----- Source document
National Stock Exchange of India Limited (“NSE”) is the leading stock exchange of India, located in MumbaiMaharashtra. NSE was incorporated in 1992 and was established as the first dematerialized electronic exchange in the country. It was recognized as a stock exchange by the Securities and Exchange Board of India (“SEBI”) in April 1993 and commenced its operations in 1994. NSE was the first exchange in the country to provide a modern, fully automated screen-based electronic trading system that offered easy trading facilities to investors spread across the length and breadth of the country.

NSE is under the ownership of some leading financial institutions, banks and insurance companies. It has a total market capitalization of more than US$ 3.4 trillion, making it the world's 10th-largest stock exchange as of August 2021. NSE's flagship index, the NIFTY 50, a 50 stock index is used extensively by investors in India and around the world as a barometer of the Indian capital market.


On February 11, 2022, SEBI released a 190-page order against Ms. Chitra Ramkrishna (Former Managing Director and Chief Executive Officer of NSE) and certain others, revealing some startling facts (“SEBI Order”). On the face of it, the SEBI Order seems to have set the cat among the pigeons.


While the full SEBI Order can be read here, some relevant facts as emanating from the SEBI Order are as under:

  • SEBI received complaints dated (i) December 15, 2015; (ii) May 25, 2016; and (iii) November 11, 2016 against the NSE alleging inter alia governance issues in the appointment of one Mr. Anand Subramanian.

  • Ms. Chitra Ramkrishna caused the appointment of Mr. Anand Subramanian as the Chief Strategic Advisor, for an annual compensation of ₹1.68 crore in 2013. The job involved working for four days a week, as a consultant. He was only interviewed by Ms. Chitra Ramkrishna, and there were no notings in the personnel file in relation to his interview. The position of Chief Strategic Advisor was neither advertised nor was any other person considered for the said position.

  • Mr. Anand Subramanian did not have any prior exposure to capital markets; he had middle level management experience1 where his annual salary was less than ₹15 lakhs. His prior experience was not relevant for the position of Chief Strategic Advisor.

  • His compensation was increased to ₹2.016 crores per annum w.e.f. April 01, 2014 and then in March 2015, he was given a 15% increase and asked to work 5 days a week and given a prorated increase, bringing his compensation to ₹ 3.3327 crores per annum; he was also re-designated as Group Operating Officer (“GOO”) and Advisor to MD. His performance evaluation was done by Ms. Chitra Ramkrishna as he reported to her. There was no evidence on file of this evaluation and she had recommended the increase. The re-designation to GOO and Advisor to MD was not tabled to the Nomination and Remuneration Committee (“NRC”) for approval, despite the fact that it was required under Companies Act, 2013, as he was a Key Management Personnel.
----------
----- Provided data
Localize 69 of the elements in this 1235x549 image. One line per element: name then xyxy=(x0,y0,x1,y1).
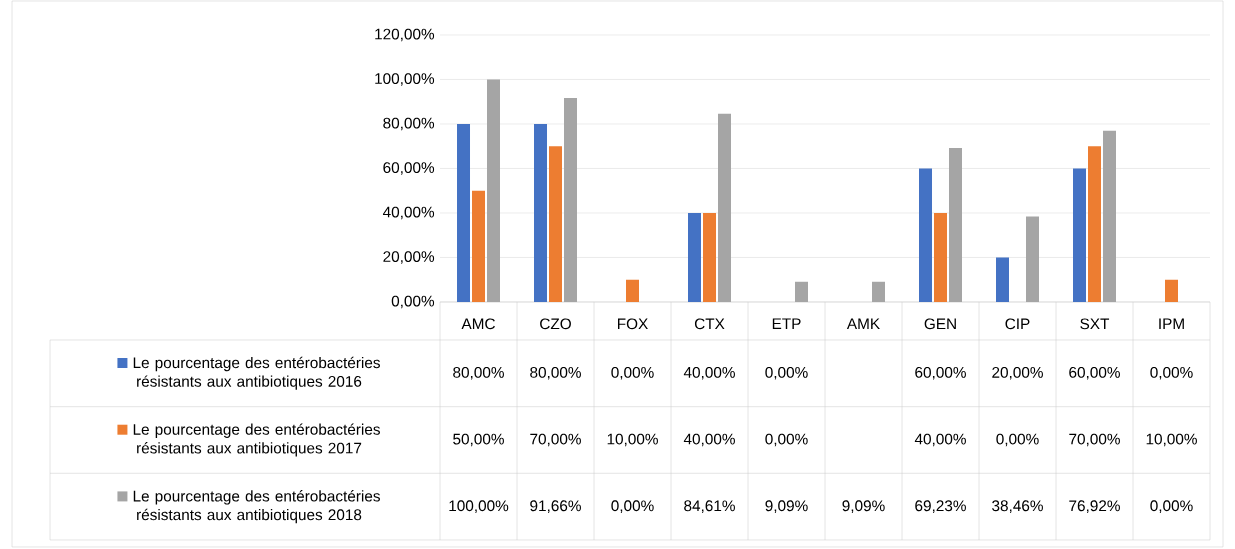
----------
__What to work on__
[1] In the passage on the National Stock Exchange of India, in what month and year did SEBI recognize NSE as a stock exchange?
[2] Extend the passage on the National Stock Exchange of India, picking up right after its final sentence.

__Per-task outputs__
[1] April 1993

[2]
  • Mr. Anand Subramanian took several visits overseas where his visa applications mentioned that he was an employee of the NSE. He flew first class, which was inconsistent with NSE rules. He also made multiple trips to Chennai, virtually every weekend, in spite of the documents showing that he was based in Mumbai.

  • Eventually a secretarial audit of NSE was conducted in 2015-16 where issues were raised regarding the re-designation of Mr. Subramanian as ‘GOO and Advisor to MD’ without the approval of NRC.

  • In view of the complaints regarding governance issues in appointment of Mr. Subramaniam at NSE, SEBI conducted an examination in the matter for the period 2013-2017, i.e. starting with when Mr. Subramanian joined NSE and ending when NSE submitted a report dated November 22, 2017, of NRC to SEBI.

  • During the course of investigation, SEBI examined certain documentary evidences, which showed that Ms. Chitra Ramkrishna had shared internal confidential information of NSE on email (email ID being [email protected]) with an unknown person, who she mentioned as a ‘spiritual force’, 'siddha-purusha' or 'paramhansa', who did not have a physical persona and could materialize at will; who had been guiding her spiritually for over 20 years.

  • A forensic audit was conducted by EY and a report was submitted to the NSE. Desktops of Ms. Chitra Ramkrishna and Mr. Anand Subramanian were imaged and checked; however, laptops were not available. A law firm was also engaged by the NSE.

It would not be out of place to acknowledge that the SEBI Order may be challenged and the findings therein may well be construed in a different manner by the higher courts.


Certain irresistible facts emanate from the SEBI Order, which when looked at in the proverbial rear-view mirror, reflect on the state of governance and internal controls prevalent at that point of time at India’s premier stock exchange. These have thrown up additional questions which need to be looked at, to better understand the length and breadth of what has transpired at the NSE.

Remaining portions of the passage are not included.